[Saved entries]

══════════════════════════════

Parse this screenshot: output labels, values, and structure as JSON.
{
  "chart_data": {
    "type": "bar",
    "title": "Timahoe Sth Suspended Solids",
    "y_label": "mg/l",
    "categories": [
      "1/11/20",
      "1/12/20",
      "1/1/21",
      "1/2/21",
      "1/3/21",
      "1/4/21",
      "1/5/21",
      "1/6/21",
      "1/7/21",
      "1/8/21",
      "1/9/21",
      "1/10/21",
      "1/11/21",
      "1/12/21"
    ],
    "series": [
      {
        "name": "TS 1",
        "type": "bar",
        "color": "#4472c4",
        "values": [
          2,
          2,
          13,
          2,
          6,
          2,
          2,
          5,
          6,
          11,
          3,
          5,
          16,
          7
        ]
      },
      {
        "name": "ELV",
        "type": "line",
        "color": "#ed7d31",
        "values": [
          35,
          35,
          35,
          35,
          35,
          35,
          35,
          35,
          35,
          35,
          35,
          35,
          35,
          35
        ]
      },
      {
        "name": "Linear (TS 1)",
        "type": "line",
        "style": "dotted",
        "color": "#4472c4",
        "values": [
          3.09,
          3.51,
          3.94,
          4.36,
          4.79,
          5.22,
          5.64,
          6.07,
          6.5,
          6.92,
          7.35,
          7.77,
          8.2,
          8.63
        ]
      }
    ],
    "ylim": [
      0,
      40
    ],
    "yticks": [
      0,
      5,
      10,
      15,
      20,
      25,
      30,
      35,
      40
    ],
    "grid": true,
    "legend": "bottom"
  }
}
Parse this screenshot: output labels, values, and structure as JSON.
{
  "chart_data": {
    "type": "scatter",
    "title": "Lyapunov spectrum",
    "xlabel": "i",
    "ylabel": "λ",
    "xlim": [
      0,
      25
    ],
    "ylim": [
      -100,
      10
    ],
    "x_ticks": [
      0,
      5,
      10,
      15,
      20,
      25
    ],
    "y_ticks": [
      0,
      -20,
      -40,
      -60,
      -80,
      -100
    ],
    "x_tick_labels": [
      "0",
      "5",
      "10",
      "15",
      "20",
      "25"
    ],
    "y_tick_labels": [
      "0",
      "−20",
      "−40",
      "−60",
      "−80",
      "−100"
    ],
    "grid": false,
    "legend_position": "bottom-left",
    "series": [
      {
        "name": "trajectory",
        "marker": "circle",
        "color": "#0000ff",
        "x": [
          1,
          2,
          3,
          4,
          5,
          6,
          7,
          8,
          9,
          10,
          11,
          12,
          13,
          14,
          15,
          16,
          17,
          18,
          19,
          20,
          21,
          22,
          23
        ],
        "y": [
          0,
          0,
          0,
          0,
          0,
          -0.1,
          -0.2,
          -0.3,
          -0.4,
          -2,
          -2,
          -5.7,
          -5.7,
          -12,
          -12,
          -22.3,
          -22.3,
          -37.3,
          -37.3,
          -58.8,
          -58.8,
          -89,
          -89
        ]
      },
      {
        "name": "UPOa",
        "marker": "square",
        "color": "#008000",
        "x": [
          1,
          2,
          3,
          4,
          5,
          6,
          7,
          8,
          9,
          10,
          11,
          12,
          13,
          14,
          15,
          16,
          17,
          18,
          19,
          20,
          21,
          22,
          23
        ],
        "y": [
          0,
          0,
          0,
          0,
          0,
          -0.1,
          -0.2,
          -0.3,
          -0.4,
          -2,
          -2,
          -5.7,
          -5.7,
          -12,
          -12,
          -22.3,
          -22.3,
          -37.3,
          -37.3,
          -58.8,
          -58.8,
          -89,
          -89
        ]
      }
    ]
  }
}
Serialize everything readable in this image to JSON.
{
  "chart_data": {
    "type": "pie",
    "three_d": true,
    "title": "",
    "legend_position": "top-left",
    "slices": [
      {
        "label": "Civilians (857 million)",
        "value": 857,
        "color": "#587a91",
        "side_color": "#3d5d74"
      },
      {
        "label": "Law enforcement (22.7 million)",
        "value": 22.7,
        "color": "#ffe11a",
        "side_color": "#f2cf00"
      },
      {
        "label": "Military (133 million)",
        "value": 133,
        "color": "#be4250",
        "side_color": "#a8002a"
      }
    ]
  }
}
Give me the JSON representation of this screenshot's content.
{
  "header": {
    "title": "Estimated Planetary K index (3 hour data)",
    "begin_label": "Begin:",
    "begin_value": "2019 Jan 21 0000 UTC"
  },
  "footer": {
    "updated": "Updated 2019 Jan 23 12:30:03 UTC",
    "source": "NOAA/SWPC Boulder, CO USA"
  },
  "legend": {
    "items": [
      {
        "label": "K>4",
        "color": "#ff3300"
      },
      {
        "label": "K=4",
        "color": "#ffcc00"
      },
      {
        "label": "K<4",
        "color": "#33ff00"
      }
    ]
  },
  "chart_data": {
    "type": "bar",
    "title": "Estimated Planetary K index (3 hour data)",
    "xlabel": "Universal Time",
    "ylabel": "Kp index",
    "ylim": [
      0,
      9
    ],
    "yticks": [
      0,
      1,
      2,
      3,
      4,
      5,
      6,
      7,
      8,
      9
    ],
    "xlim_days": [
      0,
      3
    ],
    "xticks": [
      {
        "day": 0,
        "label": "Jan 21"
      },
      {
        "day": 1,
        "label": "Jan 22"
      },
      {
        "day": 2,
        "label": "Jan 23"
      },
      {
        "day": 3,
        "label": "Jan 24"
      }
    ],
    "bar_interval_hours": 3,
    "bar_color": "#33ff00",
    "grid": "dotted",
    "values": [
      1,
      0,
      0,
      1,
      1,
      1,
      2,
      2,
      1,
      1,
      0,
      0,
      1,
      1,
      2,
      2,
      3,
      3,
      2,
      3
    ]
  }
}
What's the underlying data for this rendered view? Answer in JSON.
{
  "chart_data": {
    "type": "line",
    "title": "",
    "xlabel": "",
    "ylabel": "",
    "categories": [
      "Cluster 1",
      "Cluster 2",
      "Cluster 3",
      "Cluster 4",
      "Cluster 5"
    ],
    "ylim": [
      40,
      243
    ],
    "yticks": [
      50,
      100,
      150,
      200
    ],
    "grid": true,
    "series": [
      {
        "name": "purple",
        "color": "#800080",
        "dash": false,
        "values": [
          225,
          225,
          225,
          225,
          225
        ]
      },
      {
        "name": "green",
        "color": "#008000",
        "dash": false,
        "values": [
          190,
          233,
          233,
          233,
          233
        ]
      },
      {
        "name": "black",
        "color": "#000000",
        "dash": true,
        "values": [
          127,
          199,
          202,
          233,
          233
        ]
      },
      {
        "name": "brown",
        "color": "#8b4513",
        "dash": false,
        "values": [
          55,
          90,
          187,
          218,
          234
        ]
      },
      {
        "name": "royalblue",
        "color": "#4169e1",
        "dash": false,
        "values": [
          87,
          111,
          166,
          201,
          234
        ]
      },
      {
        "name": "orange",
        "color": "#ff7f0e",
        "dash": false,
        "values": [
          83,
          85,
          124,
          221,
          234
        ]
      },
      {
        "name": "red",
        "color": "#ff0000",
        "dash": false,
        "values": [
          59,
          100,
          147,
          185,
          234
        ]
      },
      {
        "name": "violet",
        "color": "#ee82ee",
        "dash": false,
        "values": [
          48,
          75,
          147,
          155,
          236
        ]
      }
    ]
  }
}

══════════════════════════════

Reproduce all the data word for word.

Completed task:
Parse this screenshot: output labels, values, and structure as JSON.
{
  "chart_data": {
    "type": "bar",
    "title": "Timahoe Sth Suspended Solids",
    "y_label": "mg/l",
    "categories": [
      "1/11/20",
      "1/12/20",
      "1/1/21",
      "1/2/21",
      "1/3/21",
      "1/4/21",
      "1/5/21",
      "1/6/21",
      "1/7/21",
      "1/8/21",
      "1/9/21",
      "1/10/21",
      "1/11/21",
      "1/12/21"
    ],
    "series": [
      {
        "name": "TS 1",
        "type": "bar",
        "color": "#4472c4",
        "values": [
          2,
          2,
          13,
          2,
          6,
          2,
          2,
          5,
          6,
          11,
          3,
          5,
          16,
          7
        ]
      },
      {
        "name": "ELV",
        "type": "line",
        "color": "#ed7d31",
        "values": [
          35,
          35,
          35,
          35,
          35,
          35,
          35,
          35,
          35,
          35,
          35,
          35,
          35,
          35
        ]
      },
      {
        "name": "Linear (TS 1)",
        "type": "line",
        "style": "dotted",
        "color": "#4472c4",
        "values": [
          3.09,
          3.51,
          3.94,
          4.36,
          4.79,
          5.22,
          5.64,
          6.07,
          6.5,
          6.92,
          7.35,
          7.77,
          8.2,
          8.63
        ]
      }
    ],
    "ylim": [
      0,
      40
    ],
    "yticks": [
      0,
      5,
      10,
      15,
      20,
      25,
      30,
      35,
      40
    ],
    "grid": true,
    "legend": "bottom"
  }
}
Parse this screenshot: output labels, values, and structure as JSON.
{
  "chart_data": {
    "type": "scatter",
    "title": "Lyapunov spectrum",
    "xlabel": "i",
    "ylabel": "λ",
    "xlim": [
      0,
      25
    ],
    "ylim": [
      -100,
      10
    ],
    "x_ticks": [
      0,
      5,
      10,
      15,
      20,
      25
    ],
    "y_ticks": [
      0,
      -20,
      -40,
      -60,
      -80,
      -100
    ],
    "x_tick_labels": [
      "0",
      "5",
      "10",
      "15",
      "20",
      "25"
    ],
    "y_tick_labels": [
      "0",
      "−20",
      "−40",
      "−60",
      "−80",
      "−100"
    ],
    "grid": false,
    "legend_position": "bottom-left",
    "series": [
      {
        "name": "trajectory",
        "marker": "circle",
        "color": "#0000ff",
        "x": [
          1,
          2,
          3,
          4,
          5,
          6,
          7,
          8,
          9,
          10,
          11,
          12,
          13,
          14,
          15,
          16,
          17,
          18,
          19,
          20,
          21,
          22,
          23
        ],
        "y": [
          0,
          0,
          0,
          0,
          0,
          -0.1,
          -0.2,
          -0.3,
          -0.4,
          -2,
          -2,
          -5.7,
          -5.7,
          -12,
          -12,
          -22.3,
          -22.3,
          -37.3,
          -37.3,
          -58.8,
          -58.8,
          -89,
          -89
        ]
      },
      {
        "name": "UPOa",
        "marker": "square",
        "color": "#008000",
        "x": [
          1,
          2,
          3,
          4,
          5,
          6,
          7,
          8,
          9,
          10,
          11,
          12,
          13,
          14,
          15,
          16,
          17,
          18,
          19,
          20,
          21,
          22,
          23
        ],
        "y": [
          0,
          0,
          0,
          0,
          0,
          -0.1,
          -0.2,
          -0.3,
          -0.4,
          -2,
          -2,
          -5.7,
          -5.7,
          -12,
          -12,
          -22.3,
          -22.3,
          -37.3,
          -37.3,
          -58.8,
          -58.8,
          -89,
          -89
        ]
      }
    ]
  }
}
Serialize everything readable in this image to JSON.
{
  "chart_data": {
    "type": "pie",
    "three_d": true,
    "title": "",
    "legend_position": "top-left",
    "slices": [
      {
        "label": "Civilians (857 million)",
        "value": 857,
        "color": "#587a91",
        "side_color": "#3d5d74"
      },
      {
        "label": "Law enforcement (22.7 million)",
        "value": 22.7,
        "color": "#ffe11a",
        "side_color": "#f2cf00"
      },
      {
        "label": "Military (133 million)",
        "value": 133,
        "color": "#be4250",
        "side_color": "#a8002a"
      }
    ]
  }
}
Give me the JSON representation of this screenshot's content.
{
  "header": {
    "title": "Estimated Planetary K index (3 hour data)",
    "begin_label": "Begin:",
    "begin_value": "2019 Jan 21 0000 UTC"
  },
  "footer": {
    "updated": "Updated 2019 Jan 23 12:30:03 UTC",
    "source": "NOAA/SWPC Boulder, CO USA"
  },
  "legend": {
    "items": [
      {
        "label": "K>4",
        "color": "#ff3300"
      },
      {
        "label": "K=4",
        "color": "#ffcc00"
      },
      {
        "label": "K<4",
        "color": "#33ff00"
      }
    ]
  },
  "chart_data": {
    "type": "bar",
    "title": "Estimated Planetary K index (3 hour data)",
    "xlabel": "Universal Time",
    "ylabel": "Kp index",
    "ylim": [
      0,
      9
    ],
    "yticks": [
      0,
      1,
      2,
      3,
      4,
      5,
      6,
      7,
      8,
      9
    ],
    "xlim_days": [
      0,
      3
    ],
    "xticks": [
      {
        "day": 0,
        "label": "Jan 21"
      },
      {
        "day": 1,
        "label": "Jan 22"
      },
      {
        "day": 2,
        "label": "Jan 23"
      },
      {
        "day": 3,
        "label": "Jan 24"
      }
    ],
    "bar_interval_hours": 3,
    "bar_color": "#33ff00",
    "grid": "dotted",
    "values": [
      1,
      0,
      0,
      1,
      1,
      1,
      2,
      2,
      1,
      1,
      0,
      0,
      1,
      1,
      2,
      2,
      3,
      3,
      2,
      3
    ]
  }
}
What's the underlying data for this rendered view? Answer in JSON.
{
  "chart_data": {
    "type": "line",
    "title": "",
    "xlabel": "",
    "ylabel": "",
    "categories": [
      "Cluster 1",
      "Cluster 2",
      "Cluster 3",
      "Cluster 4",
      "Cluster 5"
    ],
    "ylim": [
      40,
      243
    ],
    "yticks": [
      50,
      100,
      150,
      200
    ],
    "grid": true,
    "series": [
      {
        "name": "purple",
        "color": "#800080",
        "dash": false,
        "values": [
          225,
          225,
          225,
          225,
          225
        ]
      },
      {
        "name": "green",
        "color": "#008000",
        "dash": false,
        "values": [
          190,
          233,
          233,
          233,
          233
        ]
      },
      {
        "name": "black",
        "color": "#000000",
        "dash": true,
        "values": [
          127,
          199,
          202,
          233,
          233
        ]
      },
      {
        "name": "brown",
        "color": "#8b4513",
        "dash": false,
        "values": [
          55,
          90,
          187,
          218,
          234
        ]
      },
      {
        "name": "royalblue",
        "color": "#4169e1",
        "dash": false,
        "values": [
          87,
          111,
          166,
          201,
          234
        ]
      },
      {
        "name": "orange",
        "color": "#ff7f0e",
        "dash": false,
        "values": [
          83,
          85,
          124,
          221,
          234
        ]
      },
      {
        "name": "red",
        "color": "#ff0000",
        "dash": false,
        "values": [
          59,
          100,
          147,
          185,
          234
        ]
      },
      {
        "name": "violet",
        "color": "#ee82ee",
        "dash": false,
        "values": [
          48,
          75,
          147,
          155,
          236
        ]
      }
    ]
  }
}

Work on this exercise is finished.